## BEGIN Input records
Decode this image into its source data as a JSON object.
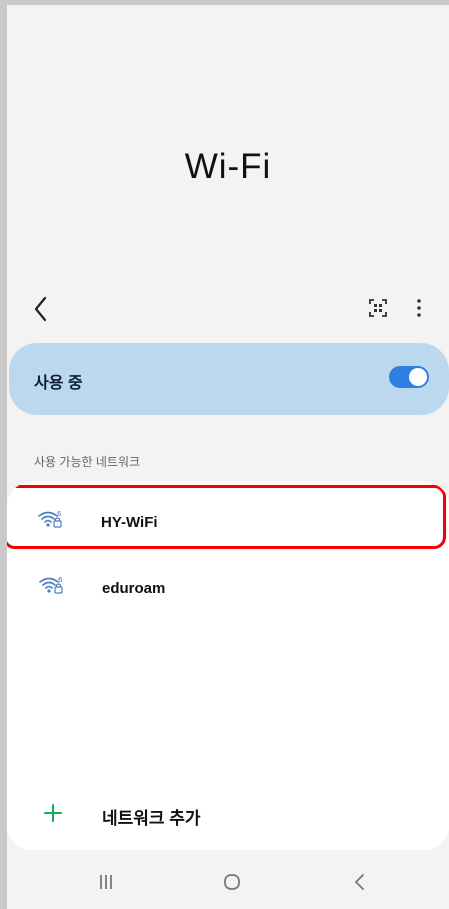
{
  "screen": {
    "title": "Wi-Fi"
  },
  "top_bar": {
    "back_icon": "chevron-left-icon",
    "qr_icon": "qr-code-icon",
    "more_icon": "more-vertical-icon"
  },
  "wifi_toggle": {
    "label": "사용 중",
    "enabled": true,
    "accent_color": "#2f7fe0",
    "card_color": "#bcd8ef"
  },
  "available_networks": {
    "section_label": "사용 가능한 네트워크",
    "items": [
      {
        "name": "HY-WiFi",
        "icon": "wifi-6-secured-icon",
        "highlighted": true
      },
      {
        "name": "eduroam",
        "icon": "wifi-6-secured-icon",
        "highlighted": false
      }
    ]
  },
  "add_network": {
    "label": "네트워크 추가",
    "icon": "plus-icon",
    "icon_color": "#14a85a"
  },
  "system_nav": {
    "recents_icon": "recents-icon",
    "home_icon": "home-icon",
    "back_icon": "back-icon"
  },
  "highlight": {
    "color": "#f40000"
  }
}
## END Input records
__Exercise__
Pictures in the records above should not be copied. Repeat everything else exactly.

__Correct answer__
Decode this image into its source data as a JSON object.
{
  "screen": {
    "title": "Wi-Fi"
  },
  "top_bar": {
    "back_icon": "chevron-left-icon",
    "qr_icon": "qr-code-icon",
    "more_icon": "more-vertical-icon"
  },
  "wifi_toggle": {
    "label": "사용 중",
    "enabled": true,
    "accent_color": "#2f7fe0",
    "card_color": "#bcd8ef"
  },
  "available_networks": {
    "section_label": "사용 가능한 네트워크",
    "items": [
      {
        "name": "HY-WiFi",
        "icon": "wifi-6-secured-icon",
        "highlighted": true
      },
      {
        "name": "eduroam",
        "icon": "wifi-6-secured-icon",
        "highlighted": false
      }
    ]
  },
  "add_network": {
    "label": "네트워크 추가",
    "icon": "plus-icon",
    "icon_color": "#14a85a"
  },
  "system_nav": {
    "recents_icon": "recents-icon",
    "home_icon": "home-icon",
    "back_icon": "back-icon"
  },
  "highlight": {
    "color": "#f40000"
  }
}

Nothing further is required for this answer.